◆ WHAT YOU SHOULD DO
Read the listing below and copy out every line that holds "content".

(Dataset rows about figures)

-=-=-

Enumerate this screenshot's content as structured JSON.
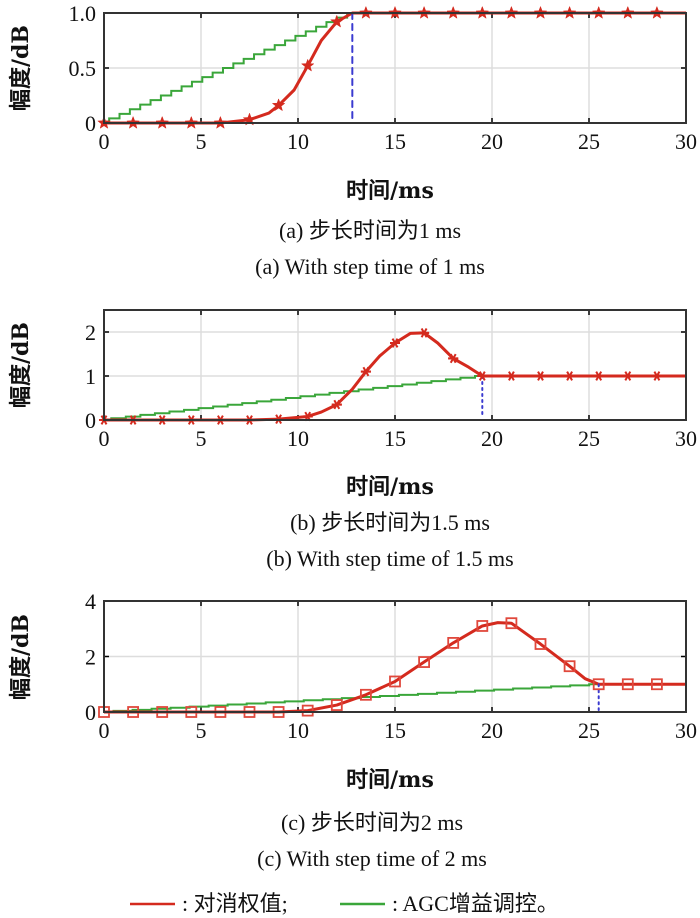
{
  "colors": {
    "weight": "#d42a1e",
    "agc": "#3aa63a",
    "marker_line": "#d42a1e",
    "vline": "#3b3bd0",
    "grid": "#dddddd",
    "axis": "#333333"
  },
  "legend": {
    "items": [
      {
        "label": ": 对消权值;",
        "color": "#d42a1e"
      },
      {
        "label": ": AGC增益调控。",
        "color": "#3aa63a"
      }
    ]
  },
  "chart_data": [
    {
      "type": "line",
      "id": "a",
      "ylabel": "幅度/dB",
      "xlabel": "时间/ms",
      "caption_cn": "(a) 步长时间为1 ms",
      "caption_en": "(a) With step time of 1 ms",
      "xlim": [
        0,
        30
      ],
      "ylim": [
        0,
        1.0
      ],
      "xticks": [
        0,
        5,
        10,
        15,
        20,
        25,
        30
      ],
      "xtick_labels": [
        "0",
        "5",
        "10",
        "15",
        "20",
        "25",
        "30"
      ],
      "yticks": [
        0,
        0.5,
        1.0
      ],
      "ytick_labels": [
        "0",
        "0.5",
        "1.0"
      ],
      "grid": true,
      "marker": "star",
      "vline": {
        "x": 12.8,
        "style": "dashed"
      },
      "series": [
        {
          "name": "对消权值",
          "x": [
            0,
            1.5,
            3,
            4.5,
            6,
            7.5,
            8.5,
            9,
            9.8,
            10.5,
            11.2,
            12,
            12.8,
            13.5,
            15,
            16.5,
            18,
            19.5,
            21,
            22.5,
            24,
            25.5,
            27,
            28.5,
            30
          ],
          "y": [
            0,
            0,
            0,
            0,
            0,
            0.03,
            0.09,
            0.16,
            0.3,
            0.52,
            0.75,
            0.92,
            1.0,
            1.0,
            1.0,
            1.0,
            1.0,
            1.0,
            1.0,
            1.0,
            1.0,
            1.0,
            1.0,
            1.0,
            1.0
          ],
          "marker_x": [
            0,
            1.5,
            3,
            4.5,
            6,
            7.5,
            9,
            10.5,
            12,
            13.5,
            15,
            16.5,
            18,
            19.5,
            21,
            22.5,
            24,
            25.5,
            27,
            28.5
          ]
        },
        {
          "name": "AGC增益调控",
          "step": true,
          "x_end": 12.8,
          "steps": 24,
          "y_start": 0,
          "y_end": 1.0
        }
      ]
    },
    {
      "type": "line",
      "id": "b",
      "ylabel": "幅度/dB",
      "xlabel": "时间/ms",
      "caption_cn": "(b) 步长时间为1.5 ms",
      "caption_en": "(b) With step time of 1.5 ms",
      "xlim": [
        0,
        30
      ],
      "ylim": [
        0,
        2.5
      ],
      "xticks": [
        0,
        5,
        10,
        15,
        20,
        25,
        30
      ],
      "xtick_labels": [
        "0",
        "5",
        "10",
        "15",
        "20",
        "25",
        "30"
      ],
      "yticks": [
        0,
        1,
        2
      ],
      "ytick_labels": [
        "0",
        "1",
        "2"
      ],
      "grid": true,
      "marker": "asterisk",
      "vline": {
        "x": 19.5,
        "style": "dotted"
      },
      "series": [
        {
          "name": "对消权值",
          "x": [
            0,
            1.5,
            3,
            4.5,
            6,
            7.5,
            9,
            10.5,
            11.2,
            12,
            12.8,
            13.5,
            14.2,
            15,
            15.8,
            16.5,
            17.2,
            18,
            18.8,
            19.5,
            21,
            22.5,
            24,
            25.5,
            27,
            28.5,
            30
          ],
          "y": [
            0,
            0,
            0,
            0,
            0,
            0,
            0.02,
            0.08,
            0.18,
            0.35,
            0.7,
            1.1,
            1.45,
            1.75,
            1.97,
            1.98,
            1.75,
            1.4,
            1.2,
            1.0,
            1.0,
            1.0,
            1.0,
            1.0,
            1.0,
            1.0,
            1.0
          ],
          "marker_x": [
            0,
            1.5,
            3,
            4.5,
            6,
            7.5,
            9,
            10.5,
            12,
            13.5,
            15,
            16.5,
            18,
            19.5,
            21,
            22.5,
            24,
            25.5,
            27,
            28.5
          ]
        },
        {
          "name": "AGC增益调控",
          "step": true,
          "x_end": 19.5,
          "steps": 26,
          "y_start": 0,
          "y_end": 1.0
        }
      ]
    },
    {
      "type": "line",
      "id": "c",
      "ylabel": "幅度/dB",
      "xlabel": "时间/ms",
      "caption_cn": "(c) 步长时间为2 ms",
      "caption_en": "(c) With step time of 2 ms",
      "xlim": [
        0,
        30
      ],
      "ylim": [
        0,
        4
      ],
      "xticks": [
        0,
        5,
        10,
        15,
        20,
        25,
        30
      ],
      "xtick_labels": [
        "0",
        "5",
        "10",
        "15",
        "20",
        "25",
        "30"
      ],
      "yticks": [
        0,
        2,
        4
      ],
      "ytick_labels": [
        "0",
        "2",
        "4"
      ],
      "grid": true,
      "marker": "square",
      "vline": {
        "x": 25.5,
        "style": "dotted"
      },
      "series": [
        {
          "name": "对消权值",
          "x": [
            0,
            1.5,
            3,
            4.5,
            6,
            7.5,
            9,
            10.5,
            12,
            13.5,
            15,
            16.5,
            18,
            19.5,
            20.3,
            21,
            22.5,
            24,
            24.8,
            25.5,
            27,
            28.5,
            30
          ],
          "y": [
            0,
            0,
            0,
            0,
            0,
            0,
            0,
            0.05,
            0.25,
            0.62,
            1.1,
            1.8,
            2.49,
            3.1,
            3.22,
            3.2,
            2.45,
            1.65,
            1.2,
            1.0,
            1.0,
            1.0,
            1.0
          ],
          "marker_x": [
            0,
            1.5,
            3,
            4.5,
            6,
            7.5,
            9,
            10.5,
            12,
            13.5,
            15,
            16.5,
            18,
            19.5,
            21,
            22.5,
            24,
            25.5,
            27,
            28.5
          ]
        },
        {
          "name": "AGC增益调控",
          "step": true,
          "x_end": 25.5,
          "steps": 26,
          "y_start": 0,
          "y_end": 1.0
        }
      ]
    }
  ]
}
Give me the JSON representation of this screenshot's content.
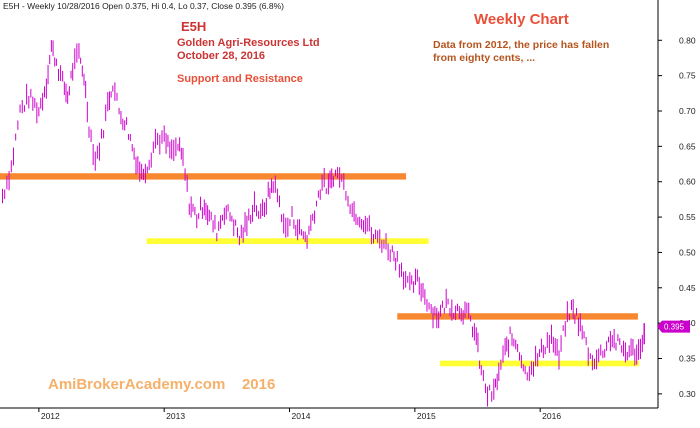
{
  "header": {
    "info": "E5H - Weekly 10/28/2016 Open 0.375, Hi 0.4, Lo 0.37, Close 0.395 (6.8%)"
  },
  "annotations": {
    "ticker": "E5H",
    "company": "Golden Agri-Resources Ltd",
    "date": "October 28, 2016",
    "chart_kind": "Weekly Chart",
    "support_resistance": "Support and Resistance",
    "comment_line1": "Data from 2012, the price has fallen",
    "comment_line2": "from eighty cents, ...",
    "watermark": "AmiBrokerAcademy.com    2016",
    "last_price_label": "0.395"
  },
  "colors": {
    "bars": "#cc00cc",
    "resistance_band": "#f7882f",
    "support_band": "#ffff33",
    "title_red": "#cc3333",
    "watermark": "#f5b06a",
    "comment": "#b5541e",
    "price_marker": "#cc00cc"
  },
  "chart_data": {
    "type": "line",
    "title": "Weekly Chart",
    "x_ticks": [
      "2012",
      "2013",
      "2014",
      "2015",
      "2016"
    ],
    "y_ticks": [
      "0.30",
      "0.35",
      "0.40",
      "0.45",
      "0.50",
      "0.55",
      "0.60",
      "0.65",
      "0.70",
      "0.75",
      "0.80"
    ],
    "ylim": [
      0.28,
      0.84
    ],
    "xlim": [
      2011.69,
      2016.94
    ],
    "series": [
      {
        "values": [
          {
            "x": 2011.71,
            "y": 0.58
          },
          {
            "x": 2011.78,
            "y": 0.62
          },
          {
            "x": 2011.85,
            "y": 0.7
          },
          {
            "x": 2011.92,
            "y": 0.72
          },
          {
            "x": 2012.0,
            "y": 0.7
          },
          {
            "x": 2012.06,
            "y": 0.74
          },
          {
            "x": 2012.1,
            "y": 0.79
          },
          {
            "x": 2012.14,
            "y": 0.77
          },
          {
            "x": 2012.19,
            "y": 0.74
          },
          {
            "x": 2012.23,
            "y": 0.72
          },
          {
            "x": 2012.27,
            "y": 0.76
          },
          {
            "x": 2012.32,
            "y": 0.78
          },
          {
            "x": 2012.36,
            "y": 0.75
          },
          {
            "x": 2012.4,
            "y": 0.68
          },
          {
            "x": 2012.45,
            "y": 0.63
          },
          {
            "x": 2012.5,
            "y": 0.66
          },
          {
            "x": 2012.55,
            "y": 0.71
          },
          {
            "x": 2012.59,
            "y": 0.74
          },
          {
            "x": 2012.64,
            "y": 0.7
          },
          {
            "x": 2012.7,
            "y": 0.68
          },
          {
            "x": 2012.76,
            "y": 0.64
          },
          {
            "x": 2012.82,
            "y": 0.61
          },
          {
            "x": 2012.88,
            "y": 0.63
          },
          {
            "x": 2012.93,
            "y": 0.66
          },
          {
            "x": 2013.0,
            "y": 0.66
          },
          {
            "x": 2013.06,
            "y": 0.64
          },
          {
            "x": 2013.11,
            "y": 0.65
          },
          {
            "x": 2013.15,
            "y": 0.63
          },
          {
            "x": 2013.2,
            "y": 0.57
          },
          {
            "x": 2013.26,
            "y": 0.55
          },
          {
            "x": 2013.32,
            "y": 0.57
          },
          {
            "x": 2013.36,
            "y": 0.55
          },
          {
            "x": 2013.42,
            "y": 0.53
          },
          {
            "x": 2013.48,
            "y": 0.56
          },
          {
            "x": 2013.54,
            "y": 0.55
          },
          {
            "x": 2013.6,
            "y": 0.52
          },
          {
            "x": 2013.66,
            "y": 0.54
          },
          {
            "x": 2013.72,
            "y": 0.57
          },
          {
            "x": 2013.77,
            "y": 0.55
          },
          {
            "x": 2013.83,
            "y": 0.58
          },
          {
            "x": 2013.87,
            "y": 0.6
          },
          {
            "x": 2013.92,
            "y": 0.57
          },
          {
            "x": 2013.97,
            "y": 0.53
          },
          {
            "x": 2014.02,
            "y": 0.55
          },
          {
            "x": 2014.08,
            "y": 0.53
          },
          {
            "x": 2014.14,
            "y": 0.52
          },
          {
            "x": 2014.2,
            "y": 0.56
          },
          {
            "x": 2014.26,
            "y": 0.6
          },
          {
            "x": 2014.31,
            "y": 0.59
          },
          {
            "x": 2014.35,
            "y": 0.61
          },
          {
            "x": 2014.4,
            "y": 0.61
          },
          {
            "x": 2014.45,
            "y": 0.59
          },
          {
            "x": 2014.5,
            "y": 0.56
          },
          {
            "x": 2014.56,
            "y": 0.55
          },
          {
            "x": 2014.62,
            "y": 0.54
          },
          {
            "x": 2014.67,
            "y": 0.52
          },
          {
            "x": 2014.72,
            "y": 0.52
          },
          {
            "x": 2014.77,
            "y": 0.51
          },
          {
            "x": 2014.82,
            "y": 0.5
          },
          {
            "x": 2014.86,
            "y": 0.49
          },
          {
            "x": 2014.91,
            "y": 0.47
          },
          {
            "x": 2014.96,
            "y": 0.45
          },
          {
            "x": 2015.02,
            "y": 0.46
          },
          {
            "x": 2015.08,
            "y": 0.44
          },
          {
            "x": 2015.13,
            "y": 0.42
          },
          {
            "x": 2015.19,
            "y": 0.41
          },
          {
            "x": 2015.25,
            "y": 0.43
          },
          {
            "x": 2015.31,
            "y": 0.42
          },
          {
            "x": 2015.37,
            "y": 0.42
          },
          {
            "x": 2015.43,
            "y": 0.41
          },
          {
            "x": 2015.49,
            "y": 0.38
          },
          {
            "x": 2015.53,
            "y": 0.33
          },
          {
            "x": 2015.58,
            "y": 0.3
          },
          {
            "x": 2015.63,
            "y": 0.3
          },
          {
            "x": 2015.67,
            "y": 0.33
          },
          {
            "x": 2015.72,
            "y": 0.36
          },
          {
            "x": 2015.76,
            "y": 0.38
          },
          {
            "x": 2015.82,
            "y": 0.37
          },
          {
            "x": 2015.88,
            "y": 0.33
          },
          {
            "x": 2015.93,
            "y": 0.34
          },
          {
            "x": 2015.98,
            "y": 0.35
          },
          {
            "x": 2016.04,
            "y": 0.37
          },
          {
            "x": 2016.09,
            "y": 0.38
          },
          {
            "x": 2016.15,
            "y": 0.35
          },
          {
            "x": 2016.2,
            "y": 0.4
          },
          {
            "x": 2016.25,
            "y": 0.42
          },
          {
            "x": 2016.29,
            "y": 0.41
          },
          {
            "x": 2016.35,
            "y": 0.38
          },
          {
            "x": 2016.4,
            "y": 0.35
          },
          {
            "x": 2016.45,
            "y": 0.35
          },
          {
            "x": 2016.5,
            "y": 0.36
          },
          {
            "x": 2016.56,
            "y": 0.38
          },
          {
            "x": 2016.62,
            "y": 0.37
          },
          {
            "x": 2016.68,
            "y": 0.36
          },
          {
            "x": 2016.74,
            "y": 0.36
          },
          {
            "x": 2016.8,
            "y": 0.36
          },
          {
            "x": 2016.83,
            "y": 0.395
          }
        ]
      }
    ],
    "bands": [
      {
        "kind": "resistance",
        "x0": 2011.69,
        "x1": 2014.93,
        "y0": 0.603,
        "y1": 0.612
      },
      {
        "kind": "support",
        "x0": 2012.86,
        "x1": 2015.11,
        "y0": 0.512,
        "y1": 0.52
      },
      {
        "kind": "resistance",
        "x0": 2014.86,
        "x1": 2016.78,
        "y0": 0.405,
        "y1": 0.414
      },
      {
        "kind": "support",
        "x0": 2015.2,
        "x1": 2016.79,
        "y0": 0.339,
        "y1": 0.347
      }
    ],
    "grid": false,
    "legend": "none"
  }
}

-=-=-

◆ TASK RESPONSE
Enumerate this screenshot's content as structured JSON.
Give me the JSON representation of this screenshot's content.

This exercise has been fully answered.